━━ PAGE EXCERPT

If my preference for a meet and greet at a munch is seen as somehow less 'dominant' in some people's eyes, they aren't the kind of people I would wish to socialise with in any case and it certainly isn't an indicator of my capabilities as a dominant female.

Ms_Valentine wrote:
I don't know what kind of impression you think all dominants have to make but to ask to be welcomed in and introduced is not either 'too nervous to walk into a pub' or anything else negative. It is just that some of us are not such social or extrovert people as others. They may not NEED the 'Meet and Greet" but find it more comfortable to use the service if it is there.

The tooth fairy teaches kids to sell body parts for money ~ David Richerby

12 Jan 12, 8:52 AM
Gentledom14
UK(CA), 6 yrs


Unholy_One wrote:
Sobri_Quet wrote:
Have you met a Master who is just a wanker?

Or indeed a Mistress or a sub. To me relationships have to be two way, there has to be a connection. Sex should be a pleasurable experience for both parties. It is my point of view that if one party doesn't much care whether their partner is satisfied or even enjoying the experience they are just masturbating and using their partner as a piece of equipment. Have you been in this situation and how did it make you feel?

What happened to being "open-minded"? Isn't it all very intolerant, and judgemental for someone else to label others as wankers because they don't happen to "get it"?

Perhaps that type of dynamic might be what some subs want & enjoy? The feeling of being used, treated like a slut & whore by the Dom who is not concerned about her comfort or enjoyment? Who are we to judge?

I wonder how you would feel about someone making ill-informed judgements about you, merely based upon your profile?

"I am married - vanilla relationship, hoping to introduce more kink. Whilst I would not wish to cheat in real life I have formed an online relationship serving a Master"

Matthew 7:1 "JUDGE NOT, LEST YE BE JUDGED"

Well said

But in truth i don't think she got how its a pleasure in itself for many

Hopefully she has read a few of these posts and shes learned to keep her name calling to herself.

Also strange that many who agree with her, have Objectification as an interest.

“Many of life's failures are people who did not realize how close they were to success when they gave up.”

Edited 12 Jan 12, 9:11 AM by Gentledom14

12 Jan 12, 10:14 AM
mcncirce*
UK(BH), 9 yrs
Surely if the sub's desire is to submit and the Master's desire is to dominate wouldn't that be the two-way connection for mutal satisfaction in the relationship?

If it is down to mutal pleasure and satisfaction through sex how does that differ from a vanilla relationship? Vanilla sexual relationships often include a bit of spanking and silk scarf bondage, the old slap and tickle as they say. It is the power exchange that changes that from a vanilla to a BDSM experience.

I will concede on my opinion a bit if we are talking about the use of dominance as bedroom foreplay but the OP talks of Masters. To me, a dominant holds the power some of the time, a Master holds the power all of the time.

Michelle

Trussed UK (shop) ~****~ Thoughts on BDSM (resource)

12 Jan 12, 10:43 AM
SirOpenSource
UK(E), 6 yrs


Sobri_Quet wrote:
Have you met a Master who is just a wanker?

━━━━
━━ EXTRACTED DATA

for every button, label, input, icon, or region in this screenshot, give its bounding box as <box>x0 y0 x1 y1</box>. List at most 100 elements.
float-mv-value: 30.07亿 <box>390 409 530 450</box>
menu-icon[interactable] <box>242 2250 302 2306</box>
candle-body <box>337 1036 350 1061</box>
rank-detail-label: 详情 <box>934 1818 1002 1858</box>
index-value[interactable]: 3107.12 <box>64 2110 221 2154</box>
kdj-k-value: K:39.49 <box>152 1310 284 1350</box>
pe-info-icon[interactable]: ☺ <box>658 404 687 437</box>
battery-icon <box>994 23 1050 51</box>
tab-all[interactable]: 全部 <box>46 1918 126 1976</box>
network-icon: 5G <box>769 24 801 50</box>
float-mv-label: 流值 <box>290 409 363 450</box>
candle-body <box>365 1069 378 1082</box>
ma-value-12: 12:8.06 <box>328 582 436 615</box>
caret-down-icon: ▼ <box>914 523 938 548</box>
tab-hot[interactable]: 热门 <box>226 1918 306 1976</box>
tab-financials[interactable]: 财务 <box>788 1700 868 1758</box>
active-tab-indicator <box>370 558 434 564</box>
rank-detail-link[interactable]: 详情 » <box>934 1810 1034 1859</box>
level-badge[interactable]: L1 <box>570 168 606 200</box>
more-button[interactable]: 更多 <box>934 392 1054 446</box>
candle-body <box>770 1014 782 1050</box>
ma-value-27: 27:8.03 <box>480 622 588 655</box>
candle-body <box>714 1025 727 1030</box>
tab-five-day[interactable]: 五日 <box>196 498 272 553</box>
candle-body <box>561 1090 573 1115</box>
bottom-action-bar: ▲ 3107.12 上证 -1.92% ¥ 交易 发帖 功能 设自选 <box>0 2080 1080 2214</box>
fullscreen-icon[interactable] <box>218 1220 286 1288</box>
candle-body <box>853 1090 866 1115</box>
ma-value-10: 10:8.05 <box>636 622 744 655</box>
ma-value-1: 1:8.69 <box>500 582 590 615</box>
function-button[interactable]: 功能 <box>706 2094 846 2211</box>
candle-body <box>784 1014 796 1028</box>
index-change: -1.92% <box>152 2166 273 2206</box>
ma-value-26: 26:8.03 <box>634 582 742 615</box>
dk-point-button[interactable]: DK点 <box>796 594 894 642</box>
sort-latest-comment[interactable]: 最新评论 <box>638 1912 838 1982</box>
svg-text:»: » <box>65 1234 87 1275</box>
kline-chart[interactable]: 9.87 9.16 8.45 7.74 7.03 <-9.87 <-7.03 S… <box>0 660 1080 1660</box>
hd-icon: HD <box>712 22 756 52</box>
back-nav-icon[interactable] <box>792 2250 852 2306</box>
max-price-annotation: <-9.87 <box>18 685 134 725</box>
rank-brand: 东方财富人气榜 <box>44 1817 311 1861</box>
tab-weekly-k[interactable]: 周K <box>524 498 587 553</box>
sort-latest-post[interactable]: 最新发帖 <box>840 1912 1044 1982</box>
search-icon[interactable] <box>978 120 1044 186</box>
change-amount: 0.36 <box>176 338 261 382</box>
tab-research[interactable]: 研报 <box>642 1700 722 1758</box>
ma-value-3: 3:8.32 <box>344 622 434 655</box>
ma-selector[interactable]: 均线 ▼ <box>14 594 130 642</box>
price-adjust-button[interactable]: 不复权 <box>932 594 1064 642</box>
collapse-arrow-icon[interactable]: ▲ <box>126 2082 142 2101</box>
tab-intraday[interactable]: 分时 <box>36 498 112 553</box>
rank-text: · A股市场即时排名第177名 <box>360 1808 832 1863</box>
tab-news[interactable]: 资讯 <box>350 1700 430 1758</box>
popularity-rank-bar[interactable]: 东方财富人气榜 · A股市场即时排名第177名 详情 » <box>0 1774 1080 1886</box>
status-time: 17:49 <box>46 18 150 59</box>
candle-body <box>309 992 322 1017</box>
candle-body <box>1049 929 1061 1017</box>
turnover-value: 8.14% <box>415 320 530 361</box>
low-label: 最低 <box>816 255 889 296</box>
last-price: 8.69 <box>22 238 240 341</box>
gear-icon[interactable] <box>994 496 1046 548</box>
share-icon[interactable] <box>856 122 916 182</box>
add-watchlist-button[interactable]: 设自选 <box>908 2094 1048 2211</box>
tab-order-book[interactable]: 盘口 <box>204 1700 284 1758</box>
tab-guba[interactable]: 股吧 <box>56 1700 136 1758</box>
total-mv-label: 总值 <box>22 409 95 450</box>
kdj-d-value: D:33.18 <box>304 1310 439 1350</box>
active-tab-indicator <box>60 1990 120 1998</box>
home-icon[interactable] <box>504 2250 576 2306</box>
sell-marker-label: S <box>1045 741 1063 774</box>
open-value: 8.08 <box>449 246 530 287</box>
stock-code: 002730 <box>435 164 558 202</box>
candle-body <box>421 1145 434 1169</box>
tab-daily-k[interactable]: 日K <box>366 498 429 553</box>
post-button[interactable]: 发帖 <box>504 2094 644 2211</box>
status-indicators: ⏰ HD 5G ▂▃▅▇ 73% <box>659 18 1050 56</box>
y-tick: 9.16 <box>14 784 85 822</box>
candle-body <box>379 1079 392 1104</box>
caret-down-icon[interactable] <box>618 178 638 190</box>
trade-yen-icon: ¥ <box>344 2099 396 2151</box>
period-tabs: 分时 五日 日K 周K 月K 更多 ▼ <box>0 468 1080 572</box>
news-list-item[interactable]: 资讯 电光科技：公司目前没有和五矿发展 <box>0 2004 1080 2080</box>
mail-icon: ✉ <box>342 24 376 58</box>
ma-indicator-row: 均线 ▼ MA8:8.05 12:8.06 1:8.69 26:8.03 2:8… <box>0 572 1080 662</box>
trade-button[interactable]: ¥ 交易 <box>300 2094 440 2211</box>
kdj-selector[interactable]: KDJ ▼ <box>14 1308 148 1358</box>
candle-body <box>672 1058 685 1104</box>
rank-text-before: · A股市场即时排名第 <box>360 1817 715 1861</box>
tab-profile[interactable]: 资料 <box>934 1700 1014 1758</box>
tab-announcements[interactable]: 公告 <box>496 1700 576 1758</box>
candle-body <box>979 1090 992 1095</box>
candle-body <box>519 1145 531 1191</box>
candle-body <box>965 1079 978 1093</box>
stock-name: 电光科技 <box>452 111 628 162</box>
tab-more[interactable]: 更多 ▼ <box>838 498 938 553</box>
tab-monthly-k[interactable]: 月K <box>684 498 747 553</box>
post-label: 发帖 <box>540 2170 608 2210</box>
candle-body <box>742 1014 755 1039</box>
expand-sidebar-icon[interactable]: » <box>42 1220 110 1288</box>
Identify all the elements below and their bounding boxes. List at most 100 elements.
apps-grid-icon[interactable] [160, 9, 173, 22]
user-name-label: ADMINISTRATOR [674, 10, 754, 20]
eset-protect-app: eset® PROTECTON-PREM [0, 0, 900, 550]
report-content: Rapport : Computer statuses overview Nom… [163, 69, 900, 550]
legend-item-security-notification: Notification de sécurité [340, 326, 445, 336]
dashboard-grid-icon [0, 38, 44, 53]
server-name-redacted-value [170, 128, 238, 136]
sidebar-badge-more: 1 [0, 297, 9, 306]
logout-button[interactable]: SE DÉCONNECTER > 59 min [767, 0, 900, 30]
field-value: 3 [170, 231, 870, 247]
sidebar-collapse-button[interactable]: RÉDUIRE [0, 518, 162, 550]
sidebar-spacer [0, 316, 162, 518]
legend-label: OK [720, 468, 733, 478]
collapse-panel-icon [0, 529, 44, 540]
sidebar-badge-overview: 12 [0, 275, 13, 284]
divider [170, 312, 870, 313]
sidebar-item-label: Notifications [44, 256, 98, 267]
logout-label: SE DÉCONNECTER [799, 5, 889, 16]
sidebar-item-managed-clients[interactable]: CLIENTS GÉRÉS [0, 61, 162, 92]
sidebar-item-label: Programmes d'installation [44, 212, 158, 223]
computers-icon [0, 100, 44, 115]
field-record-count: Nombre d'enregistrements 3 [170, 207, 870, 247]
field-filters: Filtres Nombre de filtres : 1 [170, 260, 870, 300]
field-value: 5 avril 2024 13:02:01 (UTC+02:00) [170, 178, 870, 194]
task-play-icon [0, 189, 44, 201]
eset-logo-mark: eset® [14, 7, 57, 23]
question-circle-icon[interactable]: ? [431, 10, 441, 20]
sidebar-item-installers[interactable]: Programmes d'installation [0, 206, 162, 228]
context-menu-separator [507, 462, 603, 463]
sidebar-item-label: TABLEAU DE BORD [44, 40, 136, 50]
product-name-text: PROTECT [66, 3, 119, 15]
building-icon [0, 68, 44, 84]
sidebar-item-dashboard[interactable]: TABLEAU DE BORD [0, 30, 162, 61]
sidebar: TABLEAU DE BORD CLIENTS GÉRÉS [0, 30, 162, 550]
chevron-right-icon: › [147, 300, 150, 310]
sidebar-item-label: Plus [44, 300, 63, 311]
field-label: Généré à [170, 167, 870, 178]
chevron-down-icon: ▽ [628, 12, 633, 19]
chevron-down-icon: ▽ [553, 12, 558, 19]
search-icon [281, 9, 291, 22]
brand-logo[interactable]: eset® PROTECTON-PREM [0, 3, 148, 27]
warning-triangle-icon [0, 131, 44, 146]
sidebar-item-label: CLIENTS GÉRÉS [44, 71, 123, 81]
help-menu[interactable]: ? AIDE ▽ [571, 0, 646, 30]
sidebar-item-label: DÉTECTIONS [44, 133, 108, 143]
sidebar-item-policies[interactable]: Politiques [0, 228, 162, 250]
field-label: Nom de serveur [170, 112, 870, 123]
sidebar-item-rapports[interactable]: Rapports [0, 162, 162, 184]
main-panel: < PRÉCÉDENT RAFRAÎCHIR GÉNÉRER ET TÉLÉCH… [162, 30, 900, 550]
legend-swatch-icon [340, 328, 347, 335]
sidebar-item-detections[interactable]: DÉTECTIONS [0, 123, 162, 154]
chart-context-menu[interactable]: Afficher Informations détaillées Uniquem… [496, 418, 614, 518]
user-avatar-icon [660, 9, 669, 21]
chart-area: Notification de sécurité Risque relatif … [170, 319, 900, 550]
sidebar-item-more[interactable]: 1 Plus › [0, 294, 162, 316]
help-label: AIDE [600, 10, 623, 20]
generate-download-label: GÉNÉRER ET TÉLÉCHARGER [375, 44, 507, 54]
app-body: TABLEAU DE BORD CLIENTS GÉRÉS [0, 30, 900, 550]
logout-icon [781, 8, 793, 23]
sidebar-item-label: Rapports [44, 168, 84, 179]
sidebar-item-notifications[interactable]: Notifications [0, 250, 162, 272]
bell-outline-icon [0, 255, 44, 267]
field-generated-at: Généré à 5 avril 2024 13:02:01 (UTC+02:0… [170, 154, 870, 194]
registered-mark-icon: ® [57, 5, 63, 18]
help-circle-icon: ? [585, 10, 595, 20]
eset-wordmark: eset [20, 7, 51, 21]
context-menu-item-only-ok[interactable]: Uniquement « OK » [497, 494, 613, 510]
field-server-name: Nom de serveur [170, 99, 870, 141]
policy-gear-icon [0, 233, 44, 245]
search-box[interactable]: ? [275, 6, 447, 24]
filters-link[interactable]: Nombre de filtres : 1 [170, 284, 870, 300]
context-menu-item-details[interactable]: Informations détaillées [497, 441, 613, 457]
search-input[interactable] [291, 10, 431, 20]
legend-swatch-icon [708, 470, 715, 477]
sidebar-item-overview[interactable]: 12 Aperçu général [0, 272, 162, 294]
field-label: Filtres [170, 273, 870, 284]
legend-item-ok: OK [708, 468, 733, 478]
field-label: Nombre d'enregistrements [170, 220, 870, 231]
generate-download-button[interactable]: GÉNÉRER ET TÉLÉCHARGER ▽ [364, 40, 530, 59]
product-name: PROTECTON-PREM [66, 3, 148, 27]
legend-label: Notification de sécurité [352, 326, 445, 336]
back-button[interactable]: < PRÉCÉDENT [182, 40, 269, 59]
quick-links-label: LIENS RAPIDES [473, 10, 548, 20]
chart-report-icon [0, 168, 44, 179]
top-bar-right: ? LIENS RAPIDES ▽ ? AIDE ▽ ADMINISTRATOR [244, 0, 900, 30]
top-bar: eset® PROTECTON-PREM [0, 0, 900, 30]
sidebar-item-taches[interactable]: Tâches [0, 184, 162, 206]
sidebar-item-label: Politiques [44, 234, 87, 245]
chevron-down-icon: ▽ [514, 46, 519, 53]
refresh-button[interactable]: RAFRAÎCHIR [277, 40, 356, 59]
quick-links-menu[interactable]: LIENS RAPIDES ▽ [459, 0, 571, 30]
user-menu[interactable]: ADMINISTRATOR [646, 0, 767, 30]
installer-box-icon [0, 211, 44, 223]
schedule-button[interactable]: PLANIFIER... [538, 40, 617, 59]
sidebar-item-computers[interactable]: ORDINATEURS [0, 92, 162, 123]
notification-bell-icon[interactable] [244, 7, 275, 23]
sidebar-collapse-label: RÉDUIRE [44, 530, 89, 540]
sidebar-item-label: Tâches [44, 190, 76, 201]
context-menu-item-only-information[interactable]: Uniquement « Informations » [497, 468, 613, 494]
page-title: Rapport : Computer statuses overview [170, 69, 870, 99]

━━━━

Please render this sentence from the forum excerpt in Spanish: "To me, a dominant holds the power some of the time, a Master holds the power all of the time." The records have nothing to do with this work.

▶ **FINISHED TASK**: Para mí, un dominante tiene el poder parte del tiempo, un Amo tiene el poder todo el tiempo.